> **Requirement**:
Give the number of lines that contain the string "eseguire", please, and nothing else.

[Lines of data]
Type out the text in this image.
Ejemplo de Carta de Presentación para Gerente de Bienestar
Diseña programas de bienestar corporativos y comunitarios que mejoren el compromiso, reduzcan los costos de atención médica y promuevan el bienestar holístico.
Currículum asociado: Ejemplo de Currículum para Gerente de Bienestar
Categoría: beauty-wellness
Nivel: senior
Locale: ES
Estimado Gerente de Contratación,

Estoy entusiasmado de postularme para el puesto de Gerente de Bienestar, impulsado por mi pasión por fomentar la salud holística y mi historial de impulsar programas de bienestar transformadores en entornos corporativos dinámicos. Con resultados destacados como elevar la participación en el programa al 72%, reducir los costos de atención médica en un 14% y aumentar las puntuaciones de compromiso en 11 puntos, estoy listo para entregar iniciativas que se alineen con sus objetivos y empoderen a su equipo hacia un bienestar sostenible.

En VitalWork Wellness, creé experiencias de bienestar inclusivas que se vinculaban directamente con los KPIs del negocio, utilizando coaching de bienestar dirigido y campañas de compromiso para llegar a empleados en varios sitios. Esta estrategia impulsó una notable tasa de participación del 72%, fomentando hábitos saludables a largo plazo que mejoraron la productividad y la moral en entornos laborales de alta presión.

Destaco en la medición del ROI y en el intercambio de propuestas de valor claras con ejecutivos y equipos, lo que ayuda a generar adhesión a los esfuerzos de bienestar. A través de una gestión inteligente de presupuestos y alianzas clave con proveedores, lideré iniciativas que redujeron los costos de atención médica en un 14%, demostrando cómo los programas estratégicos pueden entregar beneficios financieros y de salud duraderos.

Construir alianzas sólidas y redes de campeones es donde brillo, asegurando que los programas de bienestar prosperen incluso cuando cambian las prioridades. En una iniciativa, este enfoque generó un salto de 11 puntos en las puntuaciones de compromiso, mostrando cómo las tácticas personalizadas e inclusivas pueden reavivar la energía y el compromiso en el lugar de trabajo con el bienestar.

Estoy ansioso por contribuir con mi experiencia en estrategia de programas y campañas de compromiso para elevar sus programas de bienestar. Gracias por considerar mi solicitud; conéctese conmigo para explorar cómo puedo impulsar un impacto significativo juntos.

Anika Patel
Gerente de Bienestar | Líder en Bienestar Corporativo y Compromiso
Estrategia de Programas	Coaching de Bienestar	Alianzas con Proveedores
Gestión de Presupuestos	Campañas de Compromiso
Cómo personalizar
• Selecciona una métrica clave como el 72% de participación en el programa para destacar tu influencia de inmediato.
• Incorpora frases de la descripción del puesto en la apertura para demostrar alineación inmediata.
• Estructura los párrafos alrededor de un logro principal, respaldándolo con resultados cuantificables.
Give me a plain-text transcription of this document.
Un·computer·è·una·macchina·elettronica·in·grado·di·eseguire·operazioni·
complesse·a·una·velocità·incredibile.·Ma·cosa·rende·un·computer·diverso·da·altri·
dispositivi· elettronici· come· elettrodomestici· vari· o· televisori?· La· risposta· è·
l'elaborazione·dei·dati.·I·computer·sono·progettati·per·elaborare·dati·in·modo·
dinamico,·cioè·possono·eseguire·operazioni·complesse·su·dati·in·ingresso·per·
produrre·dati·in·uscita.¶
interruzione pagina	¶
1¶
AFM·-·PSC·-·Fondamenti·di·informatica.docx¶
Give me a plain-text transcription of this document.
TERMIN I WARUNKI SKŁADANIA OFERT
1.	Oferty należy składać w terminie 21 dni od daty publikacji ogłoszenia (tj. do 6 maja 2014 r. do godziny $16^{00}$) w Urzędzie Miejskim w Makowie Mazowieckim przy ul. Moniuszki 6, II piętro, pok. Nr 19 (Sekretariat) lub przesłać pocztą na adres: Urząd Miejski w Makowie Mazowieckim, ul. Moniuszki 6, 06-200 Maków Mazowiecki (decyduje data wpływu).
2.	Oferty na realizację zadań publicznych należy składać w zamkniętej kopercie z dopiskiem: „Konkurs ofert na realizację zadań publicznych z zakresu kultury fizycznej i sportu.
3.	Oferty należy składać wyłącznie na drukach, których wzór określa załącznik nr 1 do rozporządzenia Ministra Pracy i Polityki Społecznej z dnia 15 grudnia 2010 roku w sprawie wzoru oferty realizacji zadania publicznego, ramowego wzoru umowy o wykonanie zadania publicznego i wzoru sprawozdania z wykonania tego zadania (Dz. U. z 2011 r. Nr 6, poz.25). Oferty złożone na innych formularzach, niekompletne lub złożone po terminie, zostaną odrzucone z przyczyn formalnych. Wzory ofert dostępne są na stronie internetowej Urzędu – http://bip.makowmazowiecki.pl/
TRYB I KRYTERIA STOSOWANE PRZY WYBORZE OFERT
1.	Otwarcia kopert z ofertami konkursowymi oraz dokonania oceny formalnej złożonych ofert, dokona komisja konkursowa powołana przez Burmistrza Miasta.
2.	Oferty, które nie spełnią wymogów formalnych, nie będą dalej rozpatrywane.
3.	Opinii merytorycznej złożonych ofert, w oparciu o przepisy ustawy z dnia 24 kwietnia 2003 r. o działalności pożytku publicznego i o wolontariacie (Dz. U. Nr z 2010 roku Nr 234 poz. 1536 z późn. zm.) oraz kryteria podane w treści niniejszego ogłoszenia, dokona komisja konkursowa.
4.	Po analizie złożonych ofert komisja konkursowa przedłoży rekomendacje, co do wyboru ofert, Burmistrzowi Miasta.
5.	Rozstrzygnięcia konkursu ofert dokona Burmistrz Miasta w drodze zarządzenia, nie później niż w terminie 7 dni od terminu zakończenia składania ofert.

> **Output of the exercise**:
2